» Work instructions
Return the lines in the items below unchanged, from the line with "adjacent-card-edge [0,48,8,620]" to the line with "x-tick-label: 23 Feb [130,542,202,568]", including both of those lines.
___ Dataset records
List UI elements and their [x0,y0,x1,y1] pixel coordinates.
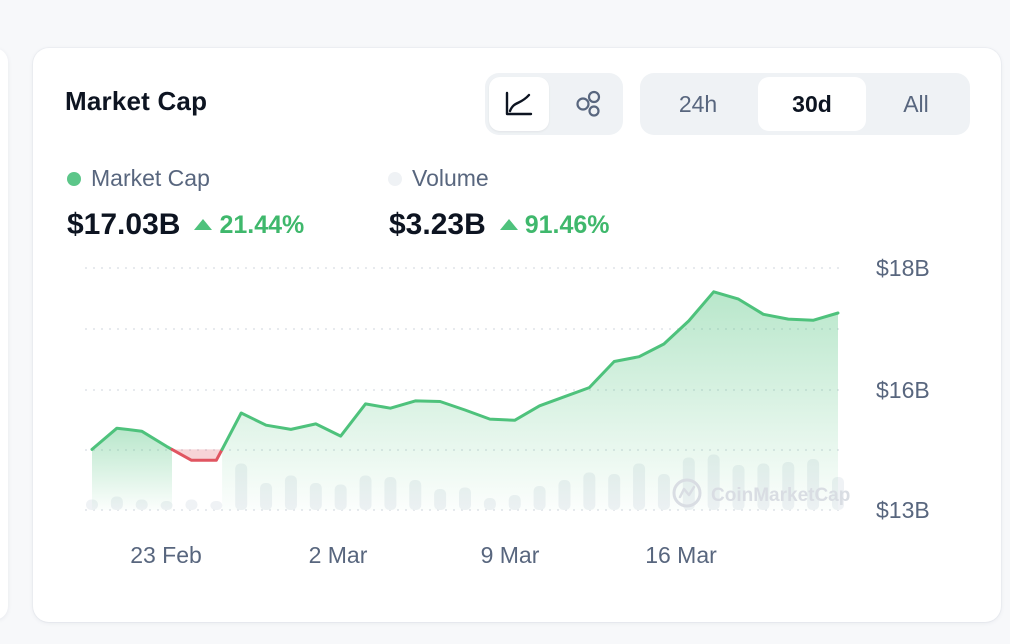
adjacent-card-edge [0,48,8,620]
triangle-up-icon [499,218,518,230]
volume-value: $3.23B [389,208,486,241]
y-tick-label: $16B [876,377,930,403]
x-tick-label: 9 Mar [481,542,540,568]
x-tick-label: 2 Mar [309,542,368,568]
legend-market-cap-label: Market Cap [91,165,210,191]
volume-stat: $3.23B 91.46% [389,208,610,242]
watermark-text: CoinMarketCap [711,485,850,506]
x-tick-label: 16 Mar [645,542,717,568]
bubbles-icon [576,90,601,117]
area-fill-up [222,291,839,510]
x-tick-label: 23 Feb [130,542,202,568]
volume-change: 91.46% [499,210,610,240]
chart-type-toggle [485,73,623,135]
market-cap-dot-icon [67,171,81,186]
triangle-up-icon [194,218,213,230]
market-cap-change-value: 21.44% [219,210,305,239]
area-fill-up [92,428,172,510]
area-fill-down [172,449,223,461]
time-range-selector: 24h 30d All [640,73,970,135]
watermark: CoinMarketCap [672,478,850,508]
line-chart-icon [505,91,533,116]
volume-bar [210,501,223,510]
legend-volume[interactable]: Volume [388,165,489,192]
market-cap-change: 21.44% [194,211,304,240]
line-chart-toggle-button[interactable] [489,77,549,131]
y-tick-label: $18B [876,255,930,281]
range-24h-button[interactable]: 24h [678,90,718,117]
volume-bar [185,499,198,510]
bubble-chart-toggle-button[interactable] [559,77,619,131]
card-title: Market Cap [65,86,208,116]
legend-market-cap[interactable]: Market Cap [67,165,210,192]
volume-change-value: 91.46% [524,210,610,239]
market-cap-line-up [220,290,840,451]
legend-volume-label: Volume [412,165,489,191]
range-all-button[interactable]: All [903,90,929,117]
market-cap-value: $17.03B [67,208,181,241]
market-cap-line-up [90,426,174,451]
volume-dot-icon [388,171,402,186]
market-cap-stat: $17.03B 21.44% [67,208,304,242]
y-tick-label: $13B [876,497,930,523]
market-cap-line-down [170,447,224,462]
range-30d-button[interactable]: 30d [758,77,866,131]
market-cap-card: Market Cap 24h 30d All Market Cap Volume… [33,48,1001,622]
______
» Correct result
adjacent-card-edge [0,48,8,620]
triangle-up-icon [499,218,518,230]
volume-value: $3.23B [389,208,486,241]
y-tick-label: $16B [876,377,930,403]
x-tick-label: 9 Mar [481,542,540,568]
x-tick-label: 2 Mar [309,542,368,568]
legend-market-cap-label: Market Cap [91,165,210,191]
volume-stat: $3.23B 91.46% [389,208,610,242]
watermark-text: CoinMarketCap [711,485,850,506]
x-tick-label: 16 Mar [645,542,717,568]
bubbles-icon [576,90,601,117]
area-fill-up [222,291,839,510]
x-tick-label: 23 Feb [130,542,202,568]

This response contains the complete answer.